• **PROBLEM TO WORK ON**:
Count every line in the following entries where the word "Statistica" appears. Give the count alone.

___

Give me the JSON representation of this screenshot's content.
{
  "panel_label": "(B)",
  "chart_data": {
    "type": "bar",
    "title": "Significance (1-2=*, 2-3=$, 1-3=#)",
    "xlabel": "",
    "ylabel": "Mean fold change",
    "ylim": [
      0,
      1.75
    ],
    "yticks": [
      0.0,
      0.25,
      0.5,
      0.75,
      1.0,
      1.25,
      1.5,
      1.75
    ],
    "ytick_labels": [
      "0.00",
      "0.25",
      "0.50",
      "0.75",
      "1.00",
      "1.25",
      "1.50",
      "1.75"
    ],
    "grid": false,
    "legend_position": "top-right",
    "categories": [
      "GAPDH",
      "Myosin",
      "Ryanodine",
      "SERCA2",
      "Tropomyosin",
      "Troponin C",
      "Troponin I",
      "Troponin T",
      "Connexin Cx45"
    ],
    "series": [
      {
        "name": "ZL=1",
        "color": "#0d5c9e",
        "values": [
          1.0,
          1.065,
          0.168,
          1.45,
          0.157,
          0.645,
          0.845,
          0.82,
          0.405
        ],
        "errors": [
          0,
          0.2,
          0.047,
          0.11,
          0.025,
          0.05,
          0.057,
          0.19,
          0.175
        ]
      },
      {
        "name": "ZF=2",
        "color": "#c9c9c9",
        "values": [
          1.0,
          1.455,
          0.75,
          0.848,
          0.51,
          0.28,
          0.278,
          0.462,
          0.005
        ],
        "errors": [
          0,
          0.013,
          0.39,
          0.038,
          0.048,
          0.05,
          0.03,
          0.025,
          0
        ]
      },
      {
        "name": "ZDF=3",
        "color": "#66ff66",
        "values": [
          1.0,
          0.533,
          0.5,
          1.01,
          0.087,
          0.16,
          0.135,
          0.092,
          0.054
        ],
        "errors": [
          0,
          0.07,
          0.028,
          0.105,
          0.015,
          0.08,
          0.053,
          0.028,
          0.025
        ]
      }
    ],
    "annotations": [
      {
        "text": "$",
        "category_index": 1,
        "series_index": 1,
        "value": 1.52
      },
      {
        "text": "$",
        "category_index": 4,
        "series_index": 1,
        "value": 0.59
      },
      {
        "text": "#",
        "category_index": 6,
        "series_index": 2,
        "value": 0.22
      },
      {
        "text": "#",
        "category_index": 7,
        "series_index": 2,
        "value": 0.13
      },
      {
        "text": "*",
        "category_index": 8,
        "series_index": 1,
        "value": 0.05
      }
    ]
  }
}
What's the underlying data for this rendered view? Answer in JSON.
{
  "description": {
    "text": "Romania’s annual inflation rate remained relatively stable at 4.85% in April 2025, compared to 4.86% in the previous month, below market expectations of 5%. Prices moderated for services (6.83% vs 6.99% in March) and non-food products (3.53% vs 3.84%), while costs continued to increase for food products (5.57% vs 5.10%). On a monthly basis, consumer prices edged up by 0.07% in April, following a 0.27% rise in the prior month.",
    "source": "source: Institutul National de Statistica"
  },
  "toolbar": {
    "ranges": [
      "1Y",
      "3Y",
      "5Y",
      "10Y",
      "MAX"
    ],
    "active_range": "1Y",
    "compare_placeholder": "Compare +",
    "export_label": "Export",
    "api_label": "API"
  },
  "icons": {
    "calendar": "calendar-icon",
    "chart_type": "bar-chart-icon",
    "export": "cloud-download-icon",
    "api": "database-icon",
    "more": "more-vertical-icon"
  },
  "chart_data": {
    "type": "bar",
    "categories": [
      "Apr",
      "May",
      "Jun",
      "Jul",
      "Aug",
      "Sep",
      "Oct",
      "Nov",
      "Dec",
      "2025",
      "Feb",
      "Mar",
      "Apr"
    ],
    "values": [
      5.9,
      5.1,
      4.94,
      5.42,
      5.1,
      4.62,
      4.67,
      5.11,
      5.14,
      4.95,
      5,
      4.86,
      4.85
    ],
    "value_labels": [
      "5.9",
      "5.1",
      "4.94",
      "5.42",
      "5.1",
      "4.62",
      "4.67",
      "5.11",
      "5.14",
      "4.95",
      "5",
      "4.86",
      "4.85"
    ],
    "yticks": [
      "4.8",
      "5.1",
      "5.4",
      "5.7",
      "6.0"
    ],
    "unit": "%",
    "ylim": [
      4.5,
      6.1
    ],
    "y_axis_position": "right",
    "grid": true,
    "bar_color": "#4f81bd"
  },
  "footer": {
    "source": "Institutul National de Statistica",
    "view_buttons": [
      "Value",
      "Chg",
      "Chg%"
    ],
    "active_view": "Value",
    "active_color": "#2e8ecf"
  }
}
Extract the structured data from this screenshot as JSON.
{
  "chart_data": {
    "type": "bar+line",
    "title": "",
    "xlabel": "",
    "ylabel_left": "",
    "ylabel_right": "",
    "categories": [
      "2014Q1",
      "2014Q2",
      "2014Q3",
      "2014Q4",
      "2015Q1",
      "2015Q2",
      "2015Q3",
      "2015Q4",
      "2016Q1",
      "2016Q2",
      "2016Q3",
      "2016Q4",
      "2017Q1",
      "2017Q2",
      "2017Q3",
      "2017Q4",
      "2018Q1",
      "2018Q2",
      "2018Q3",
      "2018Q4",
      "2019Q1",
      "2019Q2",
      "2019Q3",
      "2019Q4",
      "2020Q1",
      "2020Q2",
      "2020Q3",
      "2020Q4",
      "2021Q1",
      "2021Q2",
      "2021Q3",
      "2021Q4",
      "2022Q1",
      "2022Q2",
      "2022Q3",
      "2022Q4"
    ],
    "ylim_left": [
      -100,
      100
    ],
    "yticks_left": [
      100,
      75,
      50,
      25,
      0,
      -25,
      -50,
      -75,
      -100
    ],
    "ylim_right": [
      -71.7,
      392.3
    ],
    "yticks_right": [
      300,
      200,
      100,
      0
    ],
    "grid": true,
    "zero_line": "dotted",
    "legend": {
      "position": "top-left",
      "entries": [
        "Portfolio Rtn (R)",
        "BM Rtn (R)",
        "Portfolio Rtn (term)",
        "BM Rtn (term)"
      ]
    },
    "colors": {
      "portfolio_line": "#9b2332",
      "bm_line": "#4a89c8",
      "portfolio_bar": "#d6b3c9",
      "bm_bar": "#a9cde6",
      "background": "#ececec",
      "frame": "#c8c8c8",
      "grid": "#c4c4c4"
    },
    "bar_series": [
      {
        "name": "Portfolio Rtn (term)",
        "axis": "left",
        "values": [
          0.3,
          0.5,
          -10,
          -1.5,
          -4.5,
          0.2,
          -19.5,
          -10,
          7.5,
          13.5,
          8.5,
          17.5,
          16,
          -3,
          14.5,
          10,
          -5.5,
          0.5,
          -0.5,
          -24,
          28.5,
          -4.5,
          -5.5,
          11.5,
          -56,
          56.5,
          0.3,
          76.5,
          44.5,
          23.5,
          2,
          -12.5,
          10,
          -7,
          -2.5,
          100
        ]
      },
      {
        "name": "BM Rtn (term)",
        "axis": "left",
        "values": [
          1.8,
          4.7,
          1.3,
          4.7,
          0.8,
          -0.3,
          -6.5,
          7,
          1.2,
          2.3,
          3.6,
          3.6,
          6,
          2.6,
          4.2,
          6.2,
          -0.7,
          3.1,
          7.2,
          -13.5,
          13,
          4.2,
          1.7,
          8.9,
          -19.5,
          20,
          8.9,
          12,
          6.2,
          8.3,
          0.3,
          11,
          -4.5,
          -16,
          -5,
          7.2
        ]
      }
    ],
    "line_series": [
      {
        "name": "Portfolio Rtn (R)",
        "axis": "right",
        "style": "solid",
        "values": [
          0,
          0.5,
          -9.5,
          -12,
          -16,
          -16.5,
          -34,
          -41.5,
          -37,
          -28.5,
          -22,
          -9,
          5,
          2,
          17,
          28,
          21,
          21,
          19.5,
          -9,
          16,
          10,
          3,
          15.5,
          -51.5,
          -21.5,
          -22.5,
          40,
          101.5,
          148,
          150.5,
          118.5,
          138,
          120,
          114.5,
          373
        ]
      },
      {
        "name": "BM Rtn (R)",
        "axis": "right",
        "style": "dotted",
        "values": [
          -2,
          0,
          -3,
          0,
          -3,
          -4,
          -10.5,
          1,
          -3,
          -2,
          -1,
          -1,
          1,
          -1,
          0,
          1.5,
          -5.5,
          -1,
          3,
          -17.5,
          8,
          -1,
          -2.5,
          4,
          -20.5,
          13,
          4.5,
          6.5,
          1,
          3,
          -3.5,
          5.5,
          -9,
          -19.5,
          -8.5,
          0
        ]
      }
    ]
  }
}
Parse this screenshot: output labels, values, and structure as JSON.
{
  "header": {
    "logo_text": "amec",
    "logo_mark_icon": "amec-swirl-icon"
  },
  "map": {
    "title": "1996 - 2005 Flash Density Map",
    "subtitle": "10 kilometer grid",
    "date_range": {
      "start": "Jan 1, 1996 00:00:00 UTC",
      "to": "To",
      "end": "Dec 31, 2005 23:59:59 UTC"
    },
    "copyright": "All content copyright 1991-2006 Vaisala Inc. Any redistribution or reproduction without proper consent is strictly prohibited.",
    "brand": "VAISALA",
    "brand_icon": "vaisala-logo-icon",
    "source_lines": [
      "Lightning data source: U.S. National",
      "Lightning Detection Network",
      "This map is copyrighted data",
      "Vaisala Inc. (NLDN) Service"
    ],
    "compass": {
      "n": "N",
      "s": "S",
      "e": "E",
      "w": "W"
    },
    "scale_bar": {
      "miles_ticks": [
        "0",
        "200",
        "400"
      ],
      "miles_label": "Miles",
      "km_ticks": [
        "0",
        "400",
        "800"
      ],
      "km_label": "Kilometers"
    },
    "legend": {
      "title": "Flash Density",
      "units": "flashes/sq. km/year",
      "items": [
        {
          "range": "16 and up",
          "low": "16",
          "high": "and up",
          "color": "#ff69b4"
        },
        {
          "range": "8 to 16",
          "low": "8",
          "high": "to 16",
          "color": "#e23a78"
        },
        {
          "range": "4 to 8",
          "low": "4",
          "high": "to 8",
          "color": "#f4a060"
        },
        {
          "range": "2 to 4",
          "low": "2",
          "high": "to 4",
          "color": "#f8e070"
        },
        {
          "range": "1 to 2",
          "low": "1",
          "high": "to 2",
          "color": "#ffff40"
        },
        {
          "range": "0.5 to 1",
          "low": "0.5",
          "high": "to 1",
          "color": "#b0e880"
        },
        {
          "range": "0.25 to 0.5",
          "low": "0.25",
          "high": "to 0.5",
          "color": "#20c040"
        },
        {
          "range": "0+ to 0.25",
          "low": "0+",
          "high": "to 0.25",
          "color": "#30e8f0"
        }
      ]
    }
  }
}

___

• **TASK ANSWER**:
2